▶ _TASK DESCRIPTION_: Please repeat all of the listing exactly.

===============

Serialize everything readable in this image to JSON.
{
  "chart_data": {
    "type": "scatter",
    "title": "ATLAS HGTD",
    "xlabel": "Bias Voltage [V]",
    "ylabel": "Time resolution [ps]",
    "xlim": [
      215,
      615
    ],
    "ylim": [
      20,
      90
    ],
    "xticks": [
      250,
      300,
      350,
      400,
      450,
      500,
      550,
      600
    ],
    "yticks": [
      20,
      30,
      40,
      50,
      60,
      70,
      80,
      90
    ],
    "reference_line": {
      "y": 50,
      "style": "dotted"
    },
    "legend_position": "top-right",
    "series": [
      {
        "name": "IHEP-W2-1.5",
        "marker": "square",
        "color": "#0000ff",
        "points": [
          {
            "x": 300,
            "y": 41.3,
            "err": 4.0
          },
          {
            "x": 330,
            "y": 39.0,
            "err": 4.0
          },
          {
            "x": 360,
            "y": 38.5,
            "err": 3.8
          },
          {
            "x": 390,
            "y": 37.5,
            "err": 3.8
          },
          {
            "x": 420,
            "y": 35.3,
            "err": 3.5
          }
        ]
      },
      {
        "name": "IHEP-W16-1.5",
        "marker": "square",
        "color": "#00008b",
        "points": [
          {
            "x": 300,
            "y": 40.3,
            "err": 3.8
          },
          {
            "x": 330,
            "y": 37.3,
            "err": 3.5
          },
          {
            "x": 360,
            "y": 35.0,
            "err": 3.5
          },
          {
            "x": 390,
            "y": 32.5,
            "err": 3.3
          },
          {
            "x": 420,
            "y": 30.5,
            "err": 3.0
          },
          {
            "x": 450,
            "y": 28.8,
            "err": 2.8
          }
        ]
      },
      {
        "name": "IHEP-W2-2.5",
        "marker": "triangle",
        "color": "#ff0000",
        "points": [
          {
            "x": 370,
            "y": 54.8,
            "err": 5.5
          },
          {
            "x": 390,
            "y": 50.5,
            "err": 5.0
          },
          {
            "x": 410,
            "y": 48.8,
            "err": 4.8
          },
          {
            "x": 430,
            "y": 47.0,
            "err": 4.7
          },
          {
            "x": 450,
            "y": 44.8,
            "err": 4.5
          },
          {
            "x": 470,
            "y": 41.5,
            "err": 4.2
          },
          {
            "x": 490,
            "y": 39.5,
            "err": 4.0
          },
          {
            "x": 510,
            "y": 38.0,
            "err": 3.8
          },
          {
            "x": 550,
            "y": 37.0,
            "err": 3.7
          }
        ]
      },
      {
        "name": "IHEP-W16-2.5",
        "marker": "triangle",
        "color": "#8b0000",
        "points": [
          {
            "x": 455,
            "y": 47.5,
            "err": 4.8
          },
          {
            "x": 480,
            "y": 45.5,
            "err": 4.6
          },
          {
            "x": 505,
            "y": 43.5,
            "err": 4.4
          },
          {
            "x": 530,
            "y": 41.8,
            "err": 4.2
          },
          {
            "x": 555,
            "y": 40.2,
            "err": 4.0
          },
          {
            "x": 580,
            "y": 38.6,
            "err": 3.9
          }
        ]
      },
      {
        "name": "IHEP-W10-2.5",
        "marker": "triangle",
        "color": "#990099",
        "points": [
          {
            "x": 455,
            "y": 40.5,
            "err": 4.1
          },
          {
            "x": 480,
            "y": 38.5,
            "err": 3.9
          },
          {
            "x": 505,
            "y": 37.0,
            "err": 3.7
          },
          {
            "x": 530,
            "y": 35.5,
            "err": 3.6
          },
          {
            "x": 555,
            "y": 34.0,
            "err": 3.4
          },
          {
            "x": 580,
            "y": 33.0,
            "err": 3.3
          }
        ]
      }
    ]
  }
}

===============

▶ _WORKED ANSWER_:
Serialize everything readable in this image to JSON.
{
  "chart_data": {
    "type": "scatter",
    "title": "ATLAS HGTD",
    "xlabel": "Bias Voltage [V]",
    "ylabel": "Time resolution [ps]",
    "xlim": [
      215,
      615
    ],
    "ylim": [
      20,
      90
    ],
    "xticks": [
      250,
      300,
      350,
      400,
      450,
      500,
      550,
      600
    ],
    "yticks": [
      20,
      30,
      40,
      50,
      60,
      70,
      80,
      90
    ],
    "reference_line": {
      "y": 50,
      "style": "dotted"
    },
    "legend_position": "top-right",
    "series": [
      {
        "name": "IHEP-W2-1.5",
        "marker": "square",
        "color": "#0000ff",
        "points": [
          {
            "x": 300,
            "y": 41.3,
            "err": 4.0
          },
          {
            "x": 330,
            "y": 39.0,
            "err": 4.0
          },
          {
            "x": 360,
            "y": 38.5,
            "err": 3.8
          },
          {
            "x": 390,
            "y": 37.5,
            "err": 3.8
          },
          {
            "x": 420,
            "y": 35.3,
            "err": 3.5
          }
        ]
      },
      {
        "name": "IHEP-W16-1.5",
        "marker": "square",
        "color": "#00008b",
        "points": [
          {
            "x": 300,
            "y": 40.3,
            "err": 3.8
          },
          {
            "x": 330,
            "y": 37.3,
            "err": 3.5
          },
          {
            "x": 360,
            "y": 35.0,
            "err": 3.5
          },
          {
            "x": 390,
            "y": 32.5,
            "err": 3.3
          },
          {
            "x": 420,
            "y": 30.5,
            "err": 3.0
          },
          {
            "x": 450,
            "y": 28.8,
            "err": 2.8
          }
        ]
      },
      {
        "name": "IHEP-W2-2.5",
        "marker": "triangle",
        "color": "#ff0000",
        "points": [
          {
            "x": 370,
            "y": 54.8,
            "err": 5.5
          },
          {
            "x": 390,
            "y": 50.5,
            "err": 5.0
          },
          {
            "x": 410,
            "y": 48.8,
            "err": 4.8
          },
          {
            "x": 430,
            "y": 47.0,
            "err": 4.7
          },
          {
            "x": 450,
            "y": 44.8,
            "err": 4.5
          },
          {
            "x": 470,
            "y": 41.5,
            "err": 4.2
          },
          {
            "x": 490,
            "y": 39.5,
            "err": 4.0
          },
          {
            "x": 510,
            "y": 38.0,
            "err": 3.8
          },
          {
            "x": 550,
            "y": 37.0,
            "err": 3.7
          }
        ]
      },
      {
        "name": "IHEP-W16-2.5",
        "marker": "triangle",
        "color": "#8b0000",
        "points": [
          {
            "x": 455,
            "y": 47.5,
            "err": 4.8
          },
          {
            "x": 480,
            "y": 45.5,
            "err": 4.6
          },
          {
            "x": 505,
            "y": 43.5,
            "err": 4.4
          },
          {
            "x": 530,
            "y": 41.8,
            "err": 4.2
          },
          {
            "x": 555,
            "y": 40.2,
            "err": 4.0
          },
          {
            "x": 580,
            "y": 38.6,
            "err": 3.9
          }
        ]
      },
      {
        "name": "IHEP-W10-2.5",
        "marker": "triangle",
        "color": "#990099",
        "points": [
          {
            "x": 455,
            "y": 40.5,
            "err": 4.1
          },
          {
            "x": 480,
            "y": 38.5,
            "err": 3.9
          },
          {
            "x": 505,
            "y": 37.0,
            "err": 3.7
          },
          {
            "x": 530,
            "y": 35.5,
            "err": 3.6
          },
          {
            "x": 555,
            "y": 34.0,
            "err": 3.4
          },
          {
            "x": 580,
            "y": 33.0,
            "err": 3.3
          }
        ]
      }
    ]
  }
}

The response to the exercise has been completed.